• PROBLEM 1: In the passage on private-key functional encryption below, can you write out the text from "Recently, Bitansky et" up to and including "an indistinguishability obfuscator.", switching "Minicrypt" to "Pessiland"?

• PASSAGE:
[start]

Recently, Bitansky et al. [TCC ’16B] showed that sub-exponentially-secure private-key function encryption bridges from nearly-exponential security in Minicrypt to slightly super-polynomial security in Cryptomania, and from sub-exponential security in Cryptomania to Obfustopia. Specifically, given any sub-exponentially-secure private-key functional encryption scheme and a nearly-exponentially-secure one-way function, they constructed a public-key encryption scheme with slightly super-polynomial security. Assuming, in addition, a sub-exponentially-secure public-key encryption scheme, they then constructed an indistinguishability obfuscator.
We show that quasi-polynomially-secure private-key functional encryption bridges from sub-exponential security in Minicrypt all the way to Cryptomania. First, given any quasi-polynomially-secure private-key functional encryption scheme, we construct an indistinguishability obfuscator for circuits with inputs of poly-logarithmic length. Then, we observe that such an obfuscator can be used to instantiate many natural applications of indistinguishability obfuscation. Specifically, relying on sub-exponentially-secure one-way functions, we show that quasi-polynomially-secure private-key functional encryption implies not just public-key encryption but leads all the way to public-key functional encryption for circuits with inputs of poly-logarithmic length. Moreover, relying on sub-exponentially-secure injective one-way functions, we show that quasi-polynomially-secure private-key functional encryption implies a hard-on-average distribution over instances of a PPAD-complete problem.

[end]

• PROBLEM 2: Could you extract the records below from their first line up to and including the line with "chart-panel-2: Rel. Feuchte", unchanged?

• TASK INPUT:

[start]

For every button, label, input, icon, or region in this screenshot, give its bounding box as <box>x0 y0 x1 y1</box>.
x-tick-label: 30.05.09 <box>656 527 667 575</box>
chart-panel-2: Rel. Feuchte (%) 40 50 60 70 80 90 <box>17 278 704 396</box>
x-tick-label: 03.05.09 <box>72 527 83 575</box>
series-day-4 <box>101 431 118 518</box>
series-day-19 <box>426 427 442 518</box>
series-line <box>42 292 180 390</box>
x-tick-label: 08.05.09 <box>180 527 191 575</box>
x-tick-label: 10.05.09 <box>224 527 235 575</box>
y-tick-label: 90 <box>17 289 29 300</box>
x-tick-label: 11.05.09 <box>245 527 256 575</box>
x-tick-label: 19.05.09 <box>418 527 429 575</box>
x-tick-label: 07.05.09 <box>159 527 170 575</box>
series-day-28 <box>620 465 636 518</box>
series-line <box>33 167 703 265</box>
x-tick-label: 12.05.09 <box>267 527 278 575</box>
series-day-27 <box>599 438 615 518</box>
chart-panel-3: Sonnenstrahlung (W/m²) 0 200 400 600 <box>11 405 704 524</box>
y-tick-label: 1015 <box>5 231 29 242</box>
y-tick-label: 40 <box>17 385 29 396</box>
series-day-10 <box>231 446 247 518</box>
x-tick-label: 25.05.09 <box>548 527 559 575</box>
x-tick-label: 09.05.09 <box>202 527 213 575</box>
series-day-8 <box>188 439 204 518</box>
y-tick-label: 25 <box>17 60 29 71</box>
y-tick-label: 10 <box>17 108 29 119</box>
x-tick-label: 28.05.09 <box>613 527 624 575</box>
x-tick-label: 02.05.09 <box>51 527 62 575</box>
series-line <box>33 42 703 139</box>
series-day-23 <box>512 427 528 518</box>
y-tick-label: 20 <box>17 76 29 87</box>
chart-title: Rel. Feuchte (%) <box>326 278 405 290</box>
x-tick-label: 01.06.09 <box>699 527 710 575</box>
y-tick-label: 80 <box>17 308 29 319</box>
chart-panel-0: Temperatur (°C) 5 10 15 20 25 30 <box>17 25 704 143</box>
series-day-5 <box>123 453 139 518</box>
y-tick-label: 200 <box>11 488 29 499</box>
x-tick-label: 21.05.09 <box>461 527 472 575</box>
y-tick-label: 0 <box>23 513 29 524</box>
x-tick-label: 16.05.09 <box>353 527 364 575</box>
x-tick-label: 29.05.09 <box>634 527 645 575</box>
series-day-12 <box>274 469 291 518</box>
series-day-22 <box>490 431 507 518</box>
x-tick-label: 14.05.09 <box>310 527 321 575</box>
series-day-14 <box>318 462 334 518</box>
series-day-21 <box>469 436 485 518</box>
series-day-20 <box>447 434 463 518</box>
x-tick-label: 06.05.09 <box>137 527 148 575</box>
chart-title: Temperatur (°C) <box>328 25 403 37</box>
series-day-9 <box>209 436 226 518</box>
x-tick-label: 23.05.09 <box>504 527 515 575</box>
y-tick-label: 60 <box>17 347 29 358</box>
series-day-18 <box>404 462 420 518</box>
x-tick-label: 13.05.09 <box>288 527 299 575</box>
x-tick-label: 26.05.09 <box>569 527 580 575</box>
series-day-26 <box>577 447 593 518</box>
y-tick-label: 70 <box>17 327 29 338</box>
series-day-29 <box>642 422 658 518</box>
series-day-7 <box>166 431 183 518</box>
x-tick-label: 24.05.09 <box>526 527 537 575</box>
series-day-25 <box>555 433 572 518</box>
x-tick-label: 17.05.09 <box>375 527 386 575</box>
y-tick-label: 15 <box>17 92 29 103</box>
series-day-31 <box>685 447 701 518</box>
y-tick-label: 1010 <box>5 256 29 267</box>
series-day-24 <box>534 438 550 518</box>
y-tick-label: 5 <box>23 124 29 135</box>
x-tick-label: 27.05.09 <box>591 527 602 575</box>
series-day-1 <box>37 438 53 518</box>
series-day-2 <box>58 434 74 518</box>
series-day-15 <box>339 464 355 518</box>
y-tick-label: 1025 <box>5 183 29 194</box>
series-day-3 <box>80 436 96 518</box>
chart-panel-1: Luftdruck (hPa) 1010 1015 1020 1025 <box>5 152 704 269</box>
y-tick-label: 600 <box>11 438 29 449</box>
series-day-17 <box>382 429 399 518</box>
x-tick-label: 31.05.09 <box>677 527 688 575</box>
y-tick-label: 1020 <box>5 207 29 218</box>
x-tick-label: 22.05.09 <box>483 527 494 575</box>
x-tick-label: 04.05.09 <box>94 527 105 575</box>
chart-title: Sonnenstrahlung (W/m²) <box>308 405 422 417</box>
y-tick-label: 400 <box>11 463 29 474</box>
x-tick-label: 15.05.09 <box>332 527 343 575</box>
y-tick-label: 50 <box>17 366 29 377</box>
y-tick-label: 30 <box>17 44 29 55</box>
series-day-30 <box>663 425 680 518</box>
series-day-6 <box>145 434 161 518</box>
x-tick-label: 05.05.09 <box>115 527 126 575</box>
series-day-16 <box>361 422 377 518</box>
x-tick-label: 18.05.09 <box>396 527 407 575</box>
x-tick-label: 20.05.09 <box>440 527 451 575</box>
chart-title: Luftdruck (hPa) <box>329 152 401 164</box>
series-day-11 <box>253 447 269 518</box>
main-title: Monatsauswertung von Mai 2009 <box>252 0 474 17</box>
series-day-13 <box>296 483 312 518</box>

[end]

• RESPONSE 1:
Recently, Bitansky et al. [TCC ’16B] showed that sub-exponentially-secure private-key function encryption bridges from nearly-exponential security in Pessiland to slightly super-polynomial security in Cryptomania, and from sub-exponential security in Cryptomania to Obfustopia. Specifically, given any sub-exponentially-secure private-key functional encryption scheme and a nearly-exponentially-secure one-way function, they constructed a public-key encryption scheme with slightly super-polynomial security. Assuming, in addition, a sub-exponentially-secure public-key encryption scheme, they then constructed an indistinguishability obfuscator.

• RESPONSE 2:
For every button, label, input, icon, or region in this screenshot, give its bounding box as <box>x0 y0 x1 y1</box>.
x-tick-label: 30.05.09 <box>656 527 667 575</box>
chart-panel-2: Rel. Feuchte (%) 40 50 60 70 80 90 <box>17 278 704 396</box>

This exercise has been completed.